▶ _What this task involves_
Copy out all the records, word for word.

▶ _Extracted information_
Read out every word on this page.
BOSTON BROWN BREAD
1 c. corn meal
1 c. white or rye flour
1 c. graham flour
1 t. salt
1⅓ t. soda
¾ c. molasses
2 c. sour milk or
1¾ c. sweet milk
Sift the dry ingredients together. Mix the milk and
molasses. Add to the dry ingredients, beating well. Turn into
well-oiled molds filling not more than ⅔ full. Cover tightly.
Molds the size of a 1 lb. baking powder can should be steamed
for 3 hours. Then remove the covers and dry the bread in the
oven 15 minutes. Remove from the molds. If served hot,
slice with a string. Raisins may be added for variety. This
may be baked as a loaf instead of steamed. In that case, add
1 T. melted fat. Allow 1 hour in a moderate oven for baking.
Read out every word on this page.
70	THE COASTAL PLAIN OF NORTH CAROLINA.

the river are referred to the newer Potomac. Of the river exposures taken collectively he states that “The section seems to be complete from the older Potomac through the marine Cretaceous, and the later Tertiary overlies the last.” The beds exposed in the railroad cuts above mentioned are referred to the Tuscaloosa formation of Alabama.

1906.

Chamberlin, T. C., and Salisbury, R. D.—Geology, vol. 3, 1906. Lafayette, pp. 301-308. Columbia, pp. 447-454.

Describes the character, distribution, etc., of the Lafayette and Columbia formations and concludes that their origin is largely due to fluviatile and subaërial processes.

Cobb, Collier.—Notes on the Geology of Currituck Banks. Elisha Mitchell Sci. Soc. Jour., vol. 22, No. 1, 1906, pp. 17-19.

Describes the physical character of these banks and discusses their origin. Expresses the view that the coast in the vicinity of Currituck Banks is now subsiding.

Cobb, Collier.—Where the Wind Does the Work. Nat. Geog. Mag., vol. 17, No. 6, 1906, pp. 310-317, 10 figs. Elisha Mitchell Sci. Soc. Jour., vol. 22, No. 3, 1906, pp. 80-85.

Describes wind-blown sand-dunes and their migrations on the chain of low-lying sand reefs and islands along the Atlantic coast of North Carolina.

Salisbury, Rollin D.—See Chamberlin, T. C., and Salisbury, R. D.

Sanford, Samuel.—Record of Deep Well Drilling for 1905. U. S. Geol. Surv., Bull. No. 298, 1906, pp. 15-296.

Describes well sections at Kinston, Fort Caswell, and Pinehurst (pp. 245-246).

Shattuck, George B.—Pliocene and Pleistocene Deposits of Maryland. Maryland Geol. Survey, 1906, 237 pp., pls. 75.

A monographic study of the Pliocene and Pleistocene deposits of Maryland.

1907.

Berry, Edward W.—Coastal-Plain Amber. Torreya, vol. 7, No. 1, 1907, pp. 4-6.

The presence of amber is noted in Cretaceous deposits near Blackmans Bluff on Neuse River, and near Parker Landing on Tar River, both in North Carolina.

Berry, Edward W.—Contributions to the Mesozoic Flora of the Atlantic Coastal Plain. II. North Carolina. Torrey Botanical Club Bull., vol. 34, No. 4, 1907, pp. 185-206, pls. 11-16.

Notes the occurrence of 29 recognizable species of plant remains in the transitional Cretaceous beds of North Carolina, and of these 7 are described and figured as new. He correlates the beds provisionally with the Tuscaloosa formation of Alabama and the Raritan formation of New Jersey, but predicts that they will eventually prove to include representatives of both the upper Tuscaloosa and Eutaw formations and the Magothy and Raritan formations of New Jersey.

▶ _The response_
Read out every word on this page.
BOSTON BROWN BREAD
1 c. corn meal
1 c. white or rye flour
1 c. graham flour
1 t. salt
1⅓ t. soda
¾ c. molasses
2 c. sour milk or
1¾ c. sweet milk
Sift the dry ingredients together. Mix the milk and
molasses. Add to the dry ingredients, beating well. Turn into
well-oiled molds filling not more than ⅔ full. Cover tightly.
Molds the size of a 1 lb. baking powder can should be steamed
for 3 hours. Then remove the covers and dry the bread in the
oven 15 minutes. Remove from the molds. If served hot,
slice with a string. Raisins may be added for variety. This
may be baked as a loaf instead of steamed. In that case, add
1 T. melted fat. Allow 1 hour in a moderate oven for baking.
Read out every word on this page.
70	THE COASTAL PLAIN OF NORTH CAROLINA.

the river are referred to the newer Potomac. Of the river exposures taken collectively he states that “The section seems to be complete from the older Potomac through the marine Cretaceous, and the later Tertiary overlies the last.” The beds exposed in the railroad cuts above mentioned are referred to the Tuscaloosa formation of Alabama.

1906.

Chamberlin, T. C., and Salisbury, R. D.—Geology, vol. 3, 1906. Lafayette, pp. 301-308. Columbia, pp. 447-454.

Describes the character, distribution, etc., of the Lafayette and Columbia formations and concludes that their origin is largely due to fluviatile and subaërial processes.

Cobb, Collier.—Notes on the Geology of Currituck Banks. Elisha Mitchell Sci. Soc. Jour., vol. 22, No. 1, 1906, pp. 17-19.

Describes the physical character of these banks and discusses their origin. Expresses the view that the coast in the vicinity of Currituck Banks is now subsiding.

Cobb, Collier.—Where the Wind Does the Work. Nat. Geog. Mag., vol. 17, No. 6, 1906, pp. 310-317, 10 figs. Elisha Mitchell Sci. Soc. Jour., vol. 22, No. 3, 1906, pp. 80-85.

Describes wind-blown sand-dunes and their migrations on the chain of low-lying sand reefs and islands along the Atlantic coast of North Carolina.

Salisbury, Rollin D.—See Chamberlin, T. C., and Salisbury, R. D.

Sanford, Samuel.—Record of Deep Well Drilling for 1905. U. S. Geol. Surv., Bull. No. 298, 1906, pp. 15-296.

Describes well sections at Kinston, Fort Caswell, and Pinehurst (pp. 245-246).

Shattuck, George B.—Pliocene and Pleistocene Deposits of Maryland. Maryland Geol. Survey, 1906, 237 pp., pls. 75.

A monographic study of the Pliocene and Pleistocene deposits of Maryland.

1907.

Berry, Edward W.—Coastal-Plain Amber. Torreya, vol. 7, No. 1, 1907, pp. 4-6.

The presence of amber is noted in Cretaceous deposits near Blackmans Bluff on Neuse River, and near Parker Landing on Tar River, both in North Carolina.

Berry, Edward W.—Contributions to the Mesozoic Flora of the Atlantic Coastal Plain. II. North Carolina. Torrey Botanical Club Bull., vol. 34, No. 4, 1907, pp. 185-206, pls. 11-16.

Notes the occurrence of 29 recognizable species of plant remains in the transitional Cretaceous beds of North Carolina, and of these 7 are described and figured as new. He correlates the beds provisionally with the Tuscaloosa formation of Alabama and the Raritan formation of New Jersey, but predicts that they will eventually prove to include representatives of both the upper Tuscaloosa and Eutaw formations and the Magothy and Raritan formations of New Jersey.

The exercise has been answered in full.